■ What you will do ■
Reproduce the listing verbatim.

:: Records supplied ::

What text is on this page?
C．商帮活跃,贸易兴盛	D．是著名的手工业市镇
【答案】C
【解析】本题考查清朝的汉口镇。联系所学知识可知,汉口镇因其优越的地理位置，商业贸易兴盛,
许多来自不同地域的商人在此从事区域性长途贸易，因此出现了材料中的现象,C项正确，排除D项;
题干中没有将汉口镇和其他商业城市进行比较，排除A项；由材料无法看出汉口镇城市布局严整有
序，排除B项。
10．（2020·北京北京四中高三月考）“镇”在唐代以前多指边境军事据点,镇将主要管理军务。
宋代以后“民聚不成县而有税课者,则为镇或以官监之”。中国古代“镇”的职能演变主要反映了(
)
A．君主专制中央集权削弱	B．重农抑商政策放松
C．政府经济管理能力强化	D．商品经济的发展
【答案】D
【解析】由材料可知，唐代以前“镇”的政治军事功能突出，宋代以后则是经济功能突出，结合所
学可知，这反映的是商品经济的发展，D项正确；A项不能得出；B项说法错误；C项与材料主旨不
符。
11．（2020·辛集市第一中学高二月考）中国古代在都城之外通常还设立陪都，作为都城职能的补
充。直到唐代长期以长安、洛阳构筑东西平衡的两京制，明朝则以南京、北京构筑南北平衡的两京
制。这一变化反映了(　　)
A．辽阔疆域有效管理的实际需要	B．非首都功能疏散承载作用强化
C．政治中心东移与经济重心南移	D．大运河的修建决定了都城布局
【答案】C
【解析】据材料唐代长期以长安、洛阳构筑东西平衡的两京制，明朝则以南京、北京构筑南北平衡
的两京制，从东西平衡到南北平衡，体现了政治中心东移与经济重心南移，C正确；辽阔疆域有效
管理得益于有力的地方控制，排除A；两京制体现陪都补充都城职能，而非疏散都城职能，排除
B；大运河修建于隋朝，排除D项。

:::

■ Expected answer ■
What text is on this page?
C．商帮活跃,贸易兴盛	D．是著名的手工业市镇
【答案】C
【解析】本题考查清朝的汉口镇。联系所学知识可知,汉口镇因其优越的地理位置，商业贸易兴盛,
许多来自不同地域的商人在此从事区域性长途贸易，因此出现了材料中的现象,C项正确，排除D项;
题干中没有将汉口镇和其他商业城市进行比较，排除A项；由材料无法看出汉口镇城市布局严整有
序，排除B项。
10．（2020·北京北京四中高三月考）“镇”在唐代以前多指边境军事据点,镇将主要管理军务。
宋代以后“民聚不成县而有税课者,则为镇或以官监之”。中国古代“镇”的职能演变主要反映了(
)
A．君主专制中央集权削弱	B．重农抑商政策放松
C．政府经济管理能力强化	D．商品经济的发展
【答案】D
【解析】由材料可知，唐代以前“镇”的政治军事功能突出，宋代以后则是经济功能突出，结合所
学可知，这反映的是商品经济的发展，D项正确；A项不能得出；B项说法错误；C项与材料主旨不
符。
11．（2020·辛集市第一中学高二月考）中国古代在都城之外通常还设立陪都，作为都城职能的补
充。直到唐代长期以长安、洛阳构筑东西平衡的两京制，明朝则以南京、北京构筑南北平衡的两京
制。这一变化反映了(　　)
A．辽阔疆域有效管理的实际需要	B．非首都功能疏散承载作用强化
C．政治中心东移与经济重心南移	D．大运河的修建决定了都城布局
【答案】C
【解析】据材料唐代长期以长安、洛阳构筑东西平衡的两京制，明朝则以南京、北京构筑南北平衡
的两京制，从东西平衡到南北平衡，体现了政治中心东移与经济重心南移，C正确；辽阔疆域有效
管理得益于有力的地方控制，排除A；两京制体现陪都补充都城职能，而非疏散都城职能，排除
B；大运河修建于隋朝，排除D项。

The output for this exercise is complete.